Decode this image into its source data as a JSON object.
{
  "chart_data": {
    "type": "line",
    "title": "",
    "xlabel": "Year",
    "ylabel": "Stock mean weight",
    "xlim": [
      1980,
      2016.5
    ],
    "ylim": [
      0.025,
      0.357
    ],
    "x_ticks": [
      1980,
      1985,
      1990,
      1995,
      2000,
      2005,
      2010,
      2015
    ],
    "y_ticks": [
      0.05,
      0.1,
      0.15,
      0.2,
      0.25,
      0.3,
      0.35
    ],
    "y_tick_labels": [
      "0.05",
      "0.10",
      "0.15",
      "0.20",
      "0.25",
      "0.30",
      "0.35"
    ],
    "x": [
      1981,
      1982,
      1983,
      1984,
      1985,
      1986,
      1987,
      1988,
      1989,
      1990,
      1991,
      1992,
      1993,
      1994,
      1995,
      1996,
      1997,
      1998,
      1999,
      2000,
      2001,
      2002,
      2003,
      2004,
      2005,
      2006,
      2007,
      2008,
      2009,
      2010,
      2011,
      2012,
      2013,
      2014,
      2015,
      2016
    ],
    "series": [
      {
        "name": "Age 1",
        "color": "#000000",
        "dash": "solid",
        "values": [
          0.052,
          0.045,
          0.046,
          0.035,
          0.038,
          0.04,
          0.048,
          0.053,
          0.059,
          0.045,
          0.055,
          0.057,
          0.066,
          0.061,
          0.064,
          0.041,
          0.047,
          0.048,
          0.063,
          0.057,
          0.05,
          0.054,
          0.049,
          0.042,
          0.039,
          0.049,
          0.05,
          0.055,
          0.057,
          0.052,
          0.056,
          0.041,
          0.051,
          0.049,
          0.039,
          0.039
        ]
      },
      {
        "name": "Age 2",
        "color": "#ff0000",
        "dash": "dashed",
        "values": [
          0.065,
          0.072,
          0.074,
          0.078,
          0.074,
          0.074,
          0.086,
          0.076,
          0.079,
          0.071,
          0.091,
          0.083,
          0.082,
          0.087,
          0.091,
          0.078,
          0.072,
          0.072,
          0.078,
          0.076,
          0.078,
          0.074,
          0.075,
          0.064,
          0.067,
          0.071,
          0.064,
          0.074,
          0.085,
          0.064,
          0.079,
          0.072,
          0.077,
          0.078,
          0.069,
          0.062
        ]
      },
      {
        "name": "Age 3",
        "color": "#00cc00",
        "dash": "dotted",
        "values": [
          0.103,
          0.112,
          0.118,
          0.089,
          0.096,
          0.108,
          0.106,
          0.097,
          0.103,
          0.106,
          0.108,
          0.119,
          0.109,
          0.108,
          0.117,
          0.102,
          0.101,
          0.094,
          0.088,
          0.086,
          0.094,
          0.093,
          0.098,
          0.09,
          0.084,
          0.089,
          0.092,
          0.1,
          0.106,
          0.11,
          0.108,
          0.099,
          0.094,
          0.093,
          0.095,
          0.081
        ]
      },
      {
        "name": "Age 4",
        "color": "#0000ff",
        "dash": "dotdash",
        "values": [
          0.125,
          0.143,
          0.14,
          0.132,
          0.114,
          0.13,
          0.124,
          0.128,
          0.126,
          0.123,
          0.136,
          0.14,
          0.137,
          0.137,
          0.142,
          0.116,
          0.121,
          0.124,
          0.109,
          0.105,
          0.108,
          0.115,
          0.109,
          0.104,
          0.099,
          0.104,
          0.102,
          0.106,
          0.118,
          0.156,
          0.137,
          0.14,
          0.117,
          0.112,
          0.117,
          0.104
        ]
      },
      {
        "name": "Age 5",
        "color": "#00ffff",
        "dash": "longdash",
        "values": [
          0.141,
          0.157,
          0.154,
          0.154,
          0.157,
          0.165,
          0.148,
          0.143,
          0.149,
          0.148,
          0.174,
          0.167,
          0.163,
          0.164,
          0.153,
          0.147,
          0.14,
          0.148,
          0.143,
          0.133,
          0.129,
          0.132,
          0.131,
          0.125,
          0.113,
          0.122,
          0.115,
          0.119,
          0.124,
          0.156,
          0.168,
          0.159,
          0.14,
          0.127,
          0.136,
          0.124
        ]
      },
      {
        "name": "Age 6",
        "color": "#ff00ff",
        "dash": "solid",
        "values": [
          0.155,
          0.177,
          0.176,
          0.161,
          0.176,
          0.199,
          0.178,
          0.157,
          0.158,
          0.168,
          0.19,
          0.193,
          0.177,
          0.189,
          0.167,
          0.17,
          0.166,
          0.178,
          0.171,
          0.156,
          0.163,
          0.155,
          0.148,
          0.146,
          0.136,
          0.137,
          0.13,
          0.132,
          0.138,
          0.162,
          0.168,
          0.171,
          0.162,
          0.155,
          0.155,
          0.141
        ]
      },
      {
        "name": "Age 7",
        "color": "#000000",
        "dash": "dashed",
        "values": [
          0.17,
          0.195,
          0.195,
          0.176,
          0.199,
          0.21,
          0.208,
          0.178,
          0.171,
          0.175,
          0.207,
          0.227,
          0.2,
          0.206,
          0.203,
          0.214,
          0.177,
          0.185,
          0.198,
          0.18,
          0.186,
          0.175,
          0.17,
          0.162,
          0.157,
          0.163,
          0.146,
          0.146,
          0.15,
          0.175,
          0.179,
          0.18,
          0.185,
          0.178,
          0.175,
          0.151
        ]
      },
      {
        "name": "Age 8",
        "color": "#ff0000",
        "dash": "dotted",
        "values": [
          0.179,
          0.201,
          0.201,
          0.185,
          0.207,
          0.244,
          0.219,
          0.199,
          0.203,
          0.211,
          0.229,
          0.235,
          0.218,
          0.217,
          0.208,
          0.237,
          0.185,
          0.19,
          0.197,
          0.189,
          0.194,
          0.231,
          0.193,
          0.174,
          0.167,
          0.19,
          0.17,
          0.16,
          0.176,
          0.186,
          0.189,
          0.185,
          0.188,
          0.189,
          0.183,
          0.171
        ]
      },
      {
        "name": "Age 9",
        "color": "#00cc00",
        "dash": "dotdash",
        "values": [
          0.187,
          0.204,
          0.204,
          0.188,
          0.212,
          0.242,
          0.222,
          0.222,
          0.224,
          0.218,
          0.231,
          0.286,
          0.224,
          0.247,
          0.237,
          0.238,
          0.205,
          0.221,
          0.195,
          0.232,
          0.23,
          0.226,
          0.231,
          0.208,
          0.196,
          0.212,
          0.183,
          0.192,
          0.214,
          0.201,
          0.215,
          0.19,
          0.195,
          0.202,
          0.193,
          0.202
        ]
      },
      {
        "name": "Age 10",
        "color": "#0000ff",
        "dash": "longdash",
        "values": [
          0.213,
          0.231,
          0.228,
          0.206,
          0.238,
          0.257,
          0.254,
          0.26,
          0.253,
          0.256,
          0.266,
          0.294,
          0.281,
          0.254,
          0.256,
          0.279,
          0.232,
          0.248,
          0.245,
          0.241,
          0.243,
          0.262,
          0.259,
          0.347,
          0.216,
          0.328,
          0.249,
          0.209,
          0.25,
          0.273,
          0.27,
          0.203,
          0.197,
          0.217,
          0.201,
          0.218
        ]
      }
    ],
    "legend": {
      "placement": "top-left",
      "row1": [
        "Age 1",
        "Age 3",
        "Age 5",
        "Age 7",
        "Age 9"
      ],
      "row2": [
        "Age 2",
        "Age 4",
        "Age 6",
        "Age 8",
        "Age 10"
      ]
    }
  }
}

========

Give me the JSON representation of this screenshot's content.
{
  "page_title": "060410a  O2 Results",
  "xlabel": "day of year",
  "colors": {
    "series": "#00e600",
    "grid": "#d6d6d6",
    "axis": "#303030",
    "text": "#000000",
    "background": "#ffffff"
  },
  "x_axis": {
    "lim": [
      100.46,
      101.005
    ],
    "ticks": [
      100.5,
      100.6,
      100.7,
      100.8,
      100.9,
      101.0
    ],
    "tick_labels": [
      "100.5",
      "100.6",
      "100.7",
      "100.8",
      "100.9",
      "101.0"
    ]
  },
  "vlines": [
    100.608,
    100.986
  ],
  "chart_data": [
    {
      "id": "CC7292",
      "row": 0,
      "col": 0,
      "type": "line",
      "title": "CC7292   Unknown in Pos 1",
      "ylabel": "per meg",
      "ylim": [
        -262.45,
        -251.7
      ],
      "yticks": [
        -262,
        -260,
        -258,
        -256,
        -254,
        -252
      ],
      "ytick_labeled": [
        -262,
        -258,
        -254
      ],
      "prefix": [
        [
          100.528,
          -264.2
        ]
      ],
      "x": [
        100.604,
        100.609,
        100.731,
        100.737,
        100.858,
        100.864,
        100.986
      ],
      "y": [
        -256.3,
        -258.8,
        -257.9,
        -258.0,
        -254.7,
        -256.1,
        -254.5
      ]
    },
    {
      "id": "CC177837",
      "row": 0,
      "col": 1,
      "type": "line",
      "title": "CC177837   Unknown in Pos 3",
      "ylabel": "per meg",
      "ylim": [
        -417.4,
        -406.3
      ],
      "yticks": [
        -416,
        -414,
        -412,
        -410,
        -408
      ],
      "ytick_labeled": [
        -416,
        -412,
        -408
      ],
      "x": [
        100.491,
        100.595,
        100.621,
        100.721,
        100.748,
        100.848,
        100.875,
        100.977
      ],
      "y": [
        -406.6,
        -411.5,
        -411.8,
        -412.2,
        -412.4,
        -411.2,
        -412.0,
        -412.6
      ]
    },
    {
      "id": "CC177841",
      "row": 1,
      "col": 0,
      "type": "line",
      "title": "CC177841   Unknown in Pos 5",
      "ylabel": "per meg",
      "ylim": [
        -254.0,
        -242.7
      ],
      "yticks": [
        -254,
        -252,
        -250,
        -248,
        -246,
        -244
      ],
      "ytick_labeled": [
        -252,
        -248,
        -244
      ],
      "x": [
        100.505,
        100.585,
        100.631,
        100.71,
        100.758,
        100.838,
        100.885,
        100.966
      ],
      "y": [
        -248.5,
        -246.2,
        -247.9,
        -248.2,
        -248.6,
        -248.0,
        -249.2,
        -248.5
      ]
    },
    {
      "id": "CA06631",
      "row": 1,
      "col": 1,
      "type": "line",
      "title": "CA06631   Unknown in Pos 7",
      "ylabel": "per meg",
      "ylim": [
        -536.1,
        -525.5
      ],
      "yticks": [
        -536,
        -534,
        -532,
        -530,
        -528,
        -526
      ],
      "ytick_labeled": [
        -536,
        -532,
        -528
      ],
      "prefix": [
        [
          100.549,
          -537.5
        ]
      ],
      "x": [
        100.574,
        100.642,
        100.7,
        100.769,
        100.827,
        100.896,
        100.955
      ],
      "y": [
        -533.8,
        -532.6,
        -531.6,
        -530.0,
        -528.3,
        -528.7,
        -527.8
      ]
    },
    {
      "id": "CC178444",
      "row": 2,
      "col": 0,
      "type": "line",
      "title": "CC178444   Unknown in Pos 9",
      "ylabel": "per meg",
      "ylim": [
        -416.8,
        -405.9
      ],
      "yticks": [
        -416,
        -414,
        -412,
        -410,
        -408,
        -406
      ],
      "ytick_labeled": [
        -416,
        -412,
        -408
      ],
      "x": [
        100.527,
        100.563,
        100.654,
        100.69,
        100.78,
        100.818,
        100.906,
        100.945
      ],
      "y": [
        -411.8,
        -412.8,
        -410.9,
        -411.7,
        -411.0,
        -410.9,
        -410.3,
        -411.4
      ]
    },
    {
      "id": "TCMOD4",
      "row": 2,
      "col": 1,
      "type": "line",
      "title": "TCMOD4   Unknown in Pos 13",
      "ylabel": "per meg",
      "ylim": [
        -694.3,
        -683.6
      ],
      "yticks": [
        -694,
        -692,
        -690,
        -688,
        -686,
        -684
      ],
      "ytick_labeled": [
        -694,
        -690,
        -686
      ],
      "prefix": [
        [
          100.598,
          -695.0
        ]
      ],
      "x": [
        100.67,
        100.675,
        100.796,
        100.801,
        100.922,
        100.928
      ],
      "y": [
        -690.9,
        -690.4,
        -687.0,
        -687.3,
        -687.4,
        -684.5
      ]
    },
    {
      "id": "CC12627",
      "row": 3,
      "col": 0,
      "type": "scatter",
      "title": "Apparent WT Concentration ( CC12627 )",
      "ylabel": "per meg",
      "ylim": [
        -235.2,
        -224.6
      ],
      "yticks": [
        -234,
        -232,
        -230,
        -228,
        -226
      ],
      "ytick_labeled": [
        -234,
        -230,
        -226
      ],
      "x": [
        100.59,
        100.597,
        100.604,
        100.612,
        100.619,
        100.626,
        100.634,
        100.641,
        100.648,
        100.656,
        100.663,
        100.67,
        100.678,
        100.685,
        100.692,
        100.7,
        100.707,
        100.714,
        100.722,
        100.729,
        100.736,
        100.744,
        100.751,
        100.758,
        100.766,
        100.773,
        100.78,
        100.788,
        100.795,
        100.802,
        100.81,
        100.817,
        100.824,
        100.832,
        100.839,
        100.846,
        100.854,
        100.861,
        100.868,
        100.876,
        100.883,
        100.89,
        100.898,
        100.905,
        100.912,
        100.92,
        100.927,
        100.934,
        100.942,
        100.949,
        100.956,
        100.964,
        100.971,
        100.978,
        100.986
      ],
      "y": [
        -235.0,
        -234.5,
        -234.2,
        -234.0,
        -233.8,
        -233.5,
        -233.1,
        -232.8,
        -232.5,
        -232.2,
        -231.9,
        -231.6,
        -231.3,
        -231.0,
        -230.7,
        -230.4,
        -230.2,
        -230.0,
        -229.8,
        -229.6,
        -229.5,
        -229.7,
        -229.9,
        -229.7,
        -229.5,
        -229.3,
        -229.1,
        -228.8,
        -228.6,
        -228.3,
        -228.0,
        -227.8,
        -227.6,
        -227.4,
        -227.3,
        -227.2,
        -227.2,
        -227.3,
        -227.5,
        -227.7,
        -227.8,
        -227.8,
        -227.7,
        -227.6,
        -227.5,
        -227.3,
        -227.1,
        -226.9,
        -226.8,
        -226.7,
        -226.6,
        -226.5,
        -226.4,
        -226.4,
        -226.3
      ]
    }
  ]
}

========

- **SHORT PROBLEM**
Using the records above, list each line that includes "JSON".

- **OUTPUT OF THE TASK**
Decode this image into its source data as a JSON object.
Give me the JSON representation of this screenshot's content.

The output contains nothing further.